* [Exercise instructions] Please state how many lines in the records contain the string "Poles", with no words besides the number.

+++ Task inputs

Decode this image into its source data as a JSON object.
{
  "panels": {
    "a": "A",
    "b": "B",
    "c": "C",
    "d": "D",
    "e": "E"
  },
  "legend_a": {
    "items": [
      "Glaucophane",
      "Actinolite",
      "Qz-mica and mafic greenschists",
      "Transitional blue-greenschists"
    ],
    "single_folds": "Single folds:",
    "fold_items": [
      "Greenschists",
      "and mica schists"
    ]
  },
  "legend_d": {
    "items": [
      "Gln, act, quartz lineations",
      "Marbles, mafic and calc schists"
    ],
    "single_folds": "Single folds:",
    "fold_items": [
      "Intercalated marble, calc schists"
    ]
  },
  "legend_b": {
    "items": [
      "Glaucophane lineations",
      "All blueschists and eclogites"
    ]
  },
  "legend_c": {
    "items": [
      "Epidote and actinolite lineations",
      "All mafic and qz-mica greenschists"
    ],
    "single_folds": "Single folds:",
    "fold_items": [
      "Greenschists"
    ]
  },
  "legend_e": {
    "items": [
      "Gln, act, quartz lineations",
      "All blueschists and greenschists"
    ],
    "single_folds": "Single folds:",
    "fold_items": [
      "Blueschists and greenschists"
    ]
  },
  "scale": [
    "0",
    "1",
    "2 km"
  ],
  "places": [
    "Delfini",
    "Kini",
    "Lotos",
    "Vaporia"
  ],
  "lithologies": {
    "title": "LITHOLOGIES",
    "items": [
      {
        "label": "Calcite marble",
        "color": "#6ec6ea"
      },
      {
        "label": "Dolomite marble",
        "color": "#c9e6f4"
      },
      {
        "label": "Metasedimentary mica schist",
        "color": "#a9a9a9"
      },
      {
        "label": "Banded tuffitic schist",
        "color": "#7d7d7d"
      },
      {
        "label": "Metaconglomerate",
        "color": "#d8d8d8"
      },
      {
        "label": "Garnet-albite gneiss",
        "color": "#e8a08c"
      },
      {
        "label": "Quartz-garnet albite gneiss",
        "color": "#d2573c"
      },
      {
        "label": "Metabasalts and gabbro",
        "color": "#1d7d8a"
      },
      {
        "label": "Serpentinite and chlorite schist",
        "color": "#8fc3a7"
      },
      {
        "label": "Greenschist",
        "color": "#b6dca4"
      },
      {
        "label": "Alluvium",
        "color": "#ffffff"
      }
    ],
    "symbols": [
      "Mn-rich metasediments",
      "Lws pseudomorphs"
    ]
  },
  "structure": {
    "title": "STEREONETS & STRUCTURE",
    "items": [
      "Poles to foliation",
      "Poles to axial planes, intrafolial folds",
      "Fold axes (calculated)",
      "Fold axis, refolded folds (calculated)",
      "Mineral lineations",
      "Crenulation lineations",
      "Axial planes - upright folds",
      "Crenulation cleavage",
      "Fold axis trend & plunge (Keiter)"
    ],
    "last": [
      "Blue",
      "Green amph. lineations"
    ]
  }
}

++++++
+++ Task inputs

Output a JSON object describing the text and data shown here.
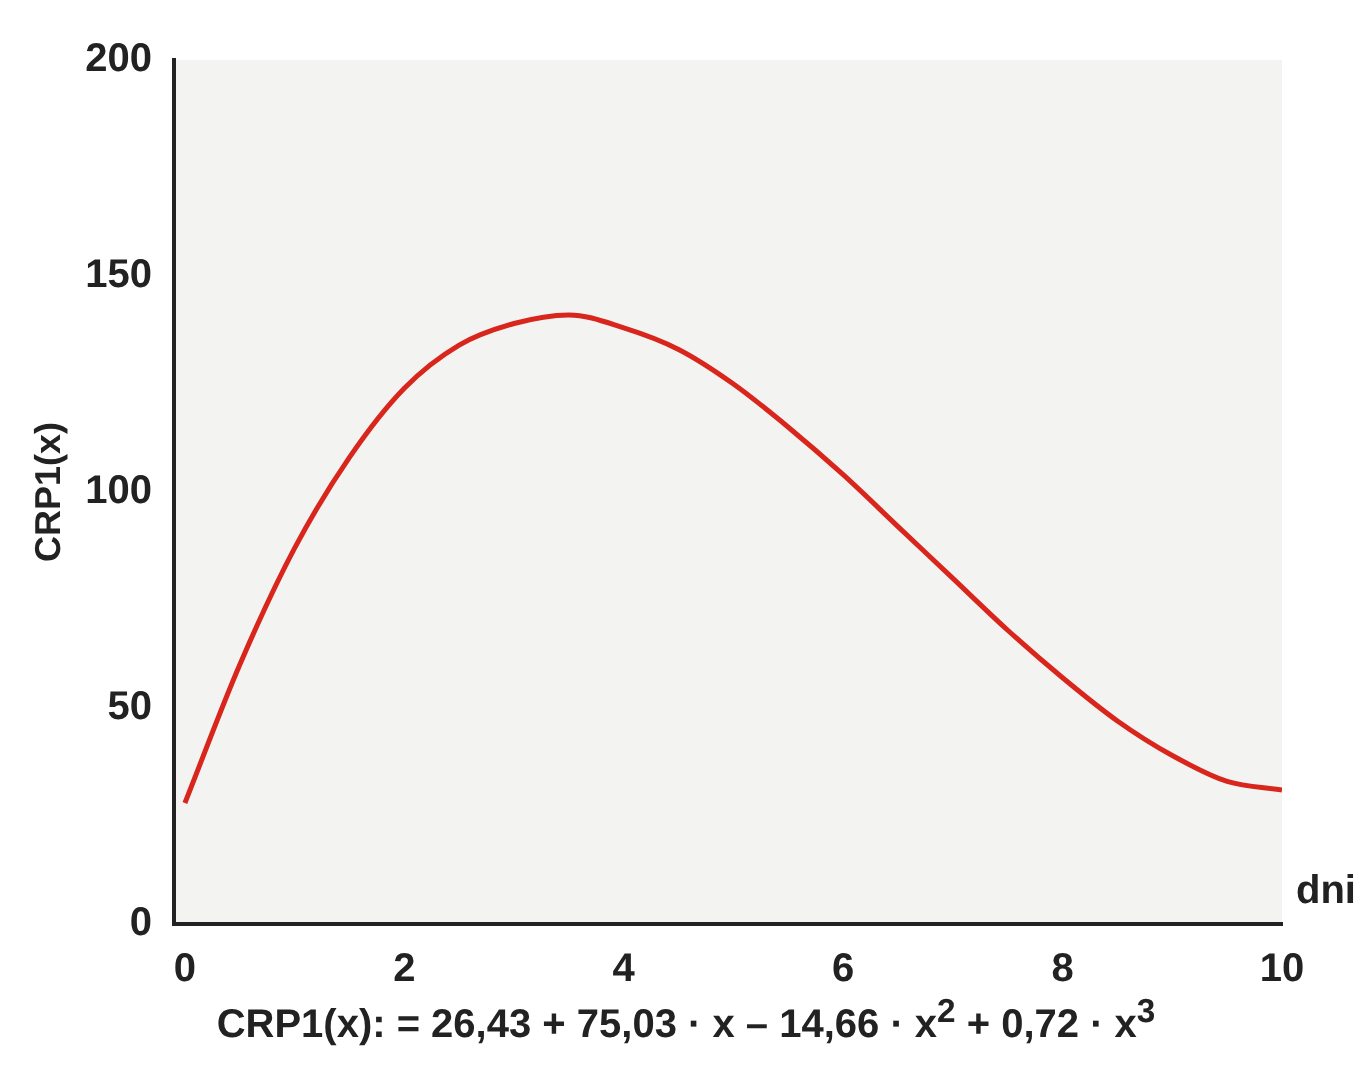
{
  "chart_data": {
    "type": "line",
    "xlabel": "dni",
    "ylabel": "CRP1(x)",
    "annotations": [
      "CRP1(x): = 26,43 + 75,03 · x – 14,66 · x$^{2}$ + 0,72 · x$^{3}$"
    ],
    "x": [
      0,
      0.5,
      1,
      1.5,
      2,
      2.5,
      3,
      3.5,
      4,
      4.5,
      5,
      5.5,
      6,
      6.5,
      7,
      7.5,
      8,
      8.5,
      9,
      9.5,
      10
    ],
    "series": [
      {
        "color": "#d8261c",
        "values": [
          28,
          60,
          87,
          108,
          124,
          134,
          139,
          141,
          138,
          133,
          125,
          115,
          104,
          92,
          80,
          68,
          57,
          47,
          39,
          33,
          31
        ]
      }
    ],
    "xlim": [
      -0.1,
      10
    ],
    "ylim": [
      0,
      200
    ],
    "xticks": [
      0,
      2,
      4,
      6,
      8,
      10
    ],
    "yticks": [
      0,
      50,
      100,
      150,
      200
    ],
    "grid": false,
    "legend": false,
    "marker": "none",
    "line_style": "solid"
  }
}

++++++

* [Exercise solution] 2